Saved data entries
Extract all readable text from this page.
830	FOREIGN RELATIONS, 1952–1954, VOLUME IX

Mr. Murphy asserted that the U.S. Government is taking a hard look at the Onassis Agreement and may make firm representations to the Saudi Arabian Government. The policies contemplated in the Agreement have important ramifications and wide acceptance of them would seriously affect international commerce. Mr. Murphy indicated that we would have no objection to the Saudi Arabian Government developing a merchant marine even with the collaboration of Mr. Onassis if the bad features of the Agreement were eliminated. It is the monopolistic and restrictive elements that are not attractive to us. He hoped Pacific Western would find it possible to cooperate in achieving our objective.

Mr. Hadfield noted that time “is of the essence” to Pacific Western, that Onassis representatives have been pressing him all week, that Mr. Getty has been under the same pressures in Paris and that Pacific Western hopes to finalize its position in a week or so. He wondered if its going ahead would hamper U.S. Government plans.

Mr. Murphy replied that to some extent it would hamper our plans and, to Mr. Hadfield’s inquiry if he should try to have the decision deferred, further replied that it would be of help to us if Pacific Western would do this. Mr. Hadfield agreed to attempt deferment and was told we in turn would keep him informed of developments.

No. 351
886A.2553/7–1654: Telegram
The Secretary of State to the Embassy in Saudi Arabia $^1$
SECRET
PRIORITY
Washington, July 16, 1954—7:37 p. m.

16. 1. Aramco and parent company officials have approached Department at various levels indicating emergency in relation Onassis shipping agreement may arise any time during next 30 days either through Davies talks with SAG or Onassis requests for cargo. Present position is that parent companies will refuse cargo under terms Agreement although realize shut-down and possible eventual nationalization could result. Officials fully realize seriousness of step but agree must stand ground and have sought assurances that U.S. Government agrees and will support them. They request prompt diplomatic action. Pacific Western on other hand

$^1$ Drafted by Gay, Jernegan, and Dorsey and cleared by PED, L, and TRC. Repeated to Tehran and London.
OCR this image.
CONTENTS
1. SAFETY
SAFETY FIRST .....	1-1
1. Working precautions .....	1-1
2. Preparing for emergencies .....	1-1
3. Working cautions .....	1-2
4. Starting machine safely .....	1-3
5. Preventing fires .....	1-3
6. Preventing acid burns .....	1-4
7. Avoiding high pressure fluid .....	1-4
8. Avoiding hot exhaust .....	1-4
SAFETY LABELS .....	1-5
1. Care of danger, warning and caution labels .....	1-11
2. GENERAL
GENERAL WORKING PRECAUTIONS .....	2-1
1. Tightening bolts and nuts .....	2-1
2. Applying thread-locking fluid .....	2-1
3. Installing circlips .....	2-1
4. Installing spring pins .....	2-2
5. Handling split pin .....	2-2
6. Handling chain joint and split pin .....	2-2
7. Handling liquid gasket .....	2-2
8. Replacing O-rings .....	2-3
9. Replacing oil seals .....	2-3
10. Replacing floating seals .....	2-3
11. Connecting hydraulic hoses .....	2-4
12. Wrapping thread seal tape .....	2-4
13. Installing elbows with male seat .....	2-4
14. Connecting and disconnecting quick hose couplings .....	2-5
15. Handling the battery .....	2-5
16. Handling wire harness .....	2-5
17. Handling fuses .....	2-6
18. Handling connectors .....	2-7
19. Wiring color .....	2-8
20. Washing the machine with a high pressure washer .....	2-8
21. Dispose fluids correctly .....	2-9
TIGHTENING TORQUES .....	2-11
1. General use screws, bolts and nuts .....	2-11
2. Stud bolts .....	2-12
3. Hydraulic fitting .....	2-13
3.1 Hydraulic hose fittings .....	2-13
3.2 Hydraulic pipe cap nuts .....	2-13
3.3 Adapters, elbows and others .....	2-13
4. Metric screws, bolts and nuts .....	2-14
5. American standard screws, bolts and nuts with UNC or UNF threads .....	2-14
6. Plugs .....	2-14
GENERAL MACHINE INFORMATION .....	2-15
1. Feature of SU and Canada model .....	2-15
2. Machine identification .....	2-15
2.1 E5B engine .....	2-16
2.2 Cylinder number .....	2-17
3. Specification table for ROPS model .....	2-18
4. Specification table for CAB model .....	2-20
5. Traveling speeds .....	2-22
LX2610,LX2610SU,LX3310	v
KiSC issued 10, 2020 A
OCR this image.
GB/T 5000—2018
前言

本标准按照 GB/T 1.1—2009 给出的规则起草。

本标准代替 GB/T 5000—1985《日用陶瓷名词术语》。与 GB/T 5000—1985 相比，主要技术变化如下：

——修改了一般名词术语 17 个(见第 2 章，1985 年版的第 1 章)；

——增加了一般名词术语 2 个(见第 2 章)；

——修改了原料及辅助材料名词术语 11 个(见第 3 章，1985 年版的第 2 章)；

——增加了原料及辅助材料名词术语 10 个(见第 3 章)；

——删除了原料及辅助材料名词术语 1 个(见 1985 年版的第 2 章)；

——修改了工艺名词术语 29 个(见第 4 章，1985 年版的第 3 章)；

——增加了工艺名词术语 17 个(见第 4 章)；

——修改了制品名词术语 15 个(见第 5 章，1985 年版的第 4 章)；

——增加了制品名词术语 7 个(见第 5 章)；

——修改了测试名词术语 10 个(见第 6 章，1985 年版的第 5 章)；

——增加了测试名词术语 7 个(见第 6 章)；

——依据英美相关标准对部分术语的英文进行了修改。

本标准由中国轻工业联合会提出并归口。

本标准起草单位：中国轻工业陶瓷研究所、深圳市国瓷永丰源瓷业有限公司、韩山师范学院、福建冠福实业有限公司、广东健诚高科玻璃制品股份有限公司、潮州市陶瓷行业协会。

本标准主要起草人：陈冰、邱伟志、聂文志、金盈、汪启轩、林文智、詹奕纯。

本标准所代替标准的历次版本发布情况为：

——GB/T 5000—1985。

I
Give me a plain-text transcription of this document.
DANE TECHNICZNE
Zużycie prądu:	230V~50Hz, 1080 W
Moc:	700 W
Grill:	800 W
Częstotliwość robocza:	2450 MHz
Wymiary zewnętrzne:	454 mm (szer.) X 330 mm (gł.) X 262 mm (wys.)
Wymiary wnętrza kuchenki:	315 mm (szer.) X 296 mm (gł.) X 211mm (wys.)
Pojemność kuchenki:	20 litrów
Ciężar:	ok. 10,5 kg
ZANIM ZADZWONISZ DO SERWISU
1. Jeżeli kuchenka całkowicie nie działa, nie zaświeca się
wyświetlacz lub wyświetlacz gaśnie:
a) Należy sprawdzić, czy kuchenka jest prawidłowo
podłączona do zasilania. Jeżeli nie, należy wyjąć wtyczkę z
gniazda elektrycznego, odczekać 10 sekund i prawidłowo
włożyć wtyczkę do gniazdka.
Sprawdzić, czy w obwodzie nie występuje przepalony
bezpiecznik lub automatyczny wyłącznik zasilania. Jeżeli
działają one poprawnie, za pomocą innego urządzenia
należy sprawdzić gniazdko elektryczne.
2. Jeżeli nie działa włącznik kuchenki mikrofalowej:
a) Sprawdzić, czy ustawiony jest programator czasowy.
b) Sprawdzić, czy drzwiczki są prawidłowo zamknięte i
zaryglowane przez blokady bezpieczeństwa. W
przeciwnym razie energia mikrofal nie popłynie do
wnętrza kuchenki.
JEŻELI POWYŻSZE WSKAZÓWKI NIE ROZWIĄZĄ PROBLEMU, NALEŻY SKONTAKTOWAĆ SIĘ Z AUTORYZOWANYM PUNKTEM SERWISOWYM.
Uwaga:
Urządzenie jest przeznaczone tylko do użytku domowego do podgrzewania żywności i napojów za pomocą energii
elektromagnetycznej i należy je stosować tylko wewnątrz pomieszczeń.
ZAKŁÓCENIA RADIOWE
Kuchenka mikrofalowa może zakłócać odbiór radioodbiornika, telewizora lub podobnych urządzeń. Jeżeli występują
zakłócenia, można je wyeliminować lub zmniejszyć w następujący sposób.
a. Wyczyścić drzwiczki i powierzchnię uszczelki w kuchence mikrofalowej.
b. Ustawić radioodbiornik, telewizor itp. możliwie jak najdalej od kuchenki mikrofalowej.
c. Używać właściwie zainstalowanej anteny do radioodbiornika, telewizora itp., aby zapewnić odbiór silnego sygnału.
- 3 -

What you have to do – Out of the material above, select every line that holds the string "time".

Result of this task –
Mr. Hadfield noted that time “is of the essence” to Pacific Western, that Onassis representatives have been pressing him all week, that Mr. Getty has been under the same pressures in Paris and that Pacific Western hopes to finalize its position in a week or so. He wondered if its going ahead would hamper U.S. Government plans.
16. 1. Aramco and parent company officials have approached Department at various levels indicating emergency in relation Onassis shipping agreement may arise any time during next 30 days either through Davies talks with SAG or Onassis requests for cargo. Present position is that parent companies will refuse cargo under terms Agreement although realize shut-down and possible eventual nationalization could result. Officials fully realize seriousness of step but agree must stand ground and have sought assurances that U.S. Government agrees and will support them. They request prompt diplomatic action. Pacific Western on other hand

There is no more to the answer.